Transcribe the records that follow exactly. Skip the pictures.

### THE INPUT
>> Begin
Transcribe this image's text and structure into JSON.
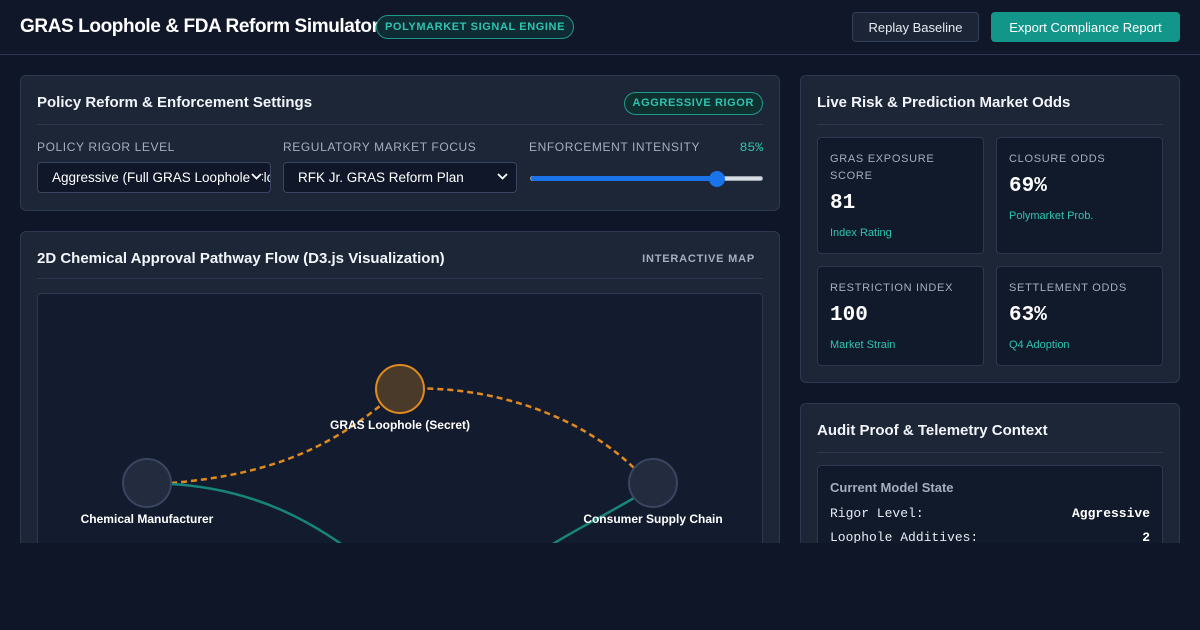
{
  "header": {
    "title": "GRAS Loophole & FDA Reform Simulator",
    "badge": "POLYMARKET SIGNAL ENGINE",
    "replay_label": "Replay Baseline",
    "export_label": "Export Compliance Report"
  },
  "settings": {
    "title": "Policy Reform & Enforcement Settings",
    "rigor_badge": "AGGRESSIVE RIGOR",
    "rigor_label": "POLICY RIGOR LEVEL",
    "rigor_value": "Aggressive (Full GRAS Loophole Closure)",
    "focus_label": "REGULATORY MARKET FOCUS",
    "focus_value": "RFK Jr. GRAS Reform Plan",
    "intensity_label": "ENFORCEMENT INTENSITY",
    "intensity_value": "85%",
    "intensity_level": 0.8
  },
  "pathway": {
    "title": "2D Chemical Approval Pathway Flow (D3.js Visualization)",
    "map_label": "INTERACTIVE MAP",
    "nodes": {
      "gras": "GRAS Loophole (Secret)",
      "manufacturer": "Chemical Manufacturer",
      "consumer": "Consumer Supply Chain"
    },
    "colors": {
      "loophole_path": "#e08a1e",
      "approved_path": "#17857a"
    }
  },
  "risk": {
    "title": "Live Risk & Prediction Market Odds",
    "metrics": [
      {
        "label": "GRAS EXPOSURE SCORE",
        "value": "81",
        "sub": "Index Rating"
      },
      {
        "label": "CLOSURE ODDS",
        "value": "69%",
        "sub": "Polymarket Prob."
      },
      {
        "label": "RESTRICTION INDEX",
        "value": "100",
        "sub": "Market Strain"
      },
      {
        "label": "SETTLEMENT ODDS",
        "value": "63%",
        "sub": "Q4 Adoption"
      }
    ]
  },
  "audit": {
    "title": "Audit Proof & Telemetry Context",
    "state_title": "Current Model State",
    "rows": [
      {
        "key": "Rigor Level:",
        "value": "Aggressive"
      },
      {
        "key": "Loophole Additives:",
        "value": "2"
      }
    ]
  },
  "colors": {
    "accent": "#2ec4b0",
    "primary_button": "#13968a",
    "background": "#0e1627"
  }
}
>> End
### OUTPUT
Transcribe this image's text and structure into JSON.
{
  "header": {
    "title": "GRAS Loophole & FDA Reform Simulator",
    "badge": "POLYMARKET SIGNAL ENGINE",
    "replay_label": "Replay Baseline",
    "export_label": "Export Compliance Report"
  },
  "settings": {
    "title": "Policy Reform & Enforcement Settings",
    "rigor_badge": "AGGRESSIVE RIGOR",
    "rigor_label": "POLICY RIGOR LEVEL",
    "rigor_value": "Aggressive (Full GRAS Loophole Closure)",
    "focus_label": "REGULATORY MARKET FOCUS",
    "focus_value": "RFK Jr. GRAS Reform Plan",
    "intensity_label": "ENFORCEMENT INTENSITY",
    "intensity_value": "85%",
    "intensity_level": 0.8
  },
  "pathway": {
    "title": "2D Chemical Approval Pathway Flow (D3.js Visualization)",
    "map_label": "INTERACTIVE MAP",
    "nodes": {
      "gras": "GRAS Loophole (Secret)",
      "manufacturer": "Chemical Manufacturer",
      "consumer": "Consumer Supply Chain"
    },
    "colors": {
      "loophole_path": "#e08a1e",
      "approved_path": "#17857a"
    }
  },
  "risk": {
    "title": "Live Risk & Prediction Market Odds",
    "metrics": [
      {
        "label": "GRAS EXPOSURE SCORE",
        "value": "81",
        "sub": "Index Rating"
      },
      {
        "label": "CLOSURE ODDS",
        "value": "69%",
        "sub": "Polymarket Prob."
      },
      {
        "label": "RESTRICTION INDEX",
        "value": "100",
        "sub": "Market Strain"
      },
      {
        "label": "SETTLEMENT ODDS",
        "value": "63%",
        "sub": "Q4 Adoption"
      }
    ]
  },
  "audit": {
    "title": "Audit Proof & Telemetry Context",
    "state_title": "Current Model State",
    "rows": [
      {
        "key": "Rigor Level:",
        "value": "Aggressive"
      },
      {
        "key": "Loophole Additives:",
        "value": "2"
      }
    ]
  },
  "colors": {
    "accent": "#2ec4b0",
    "primary_button": "#13968a",
    "background": "#0e1627"
  }
}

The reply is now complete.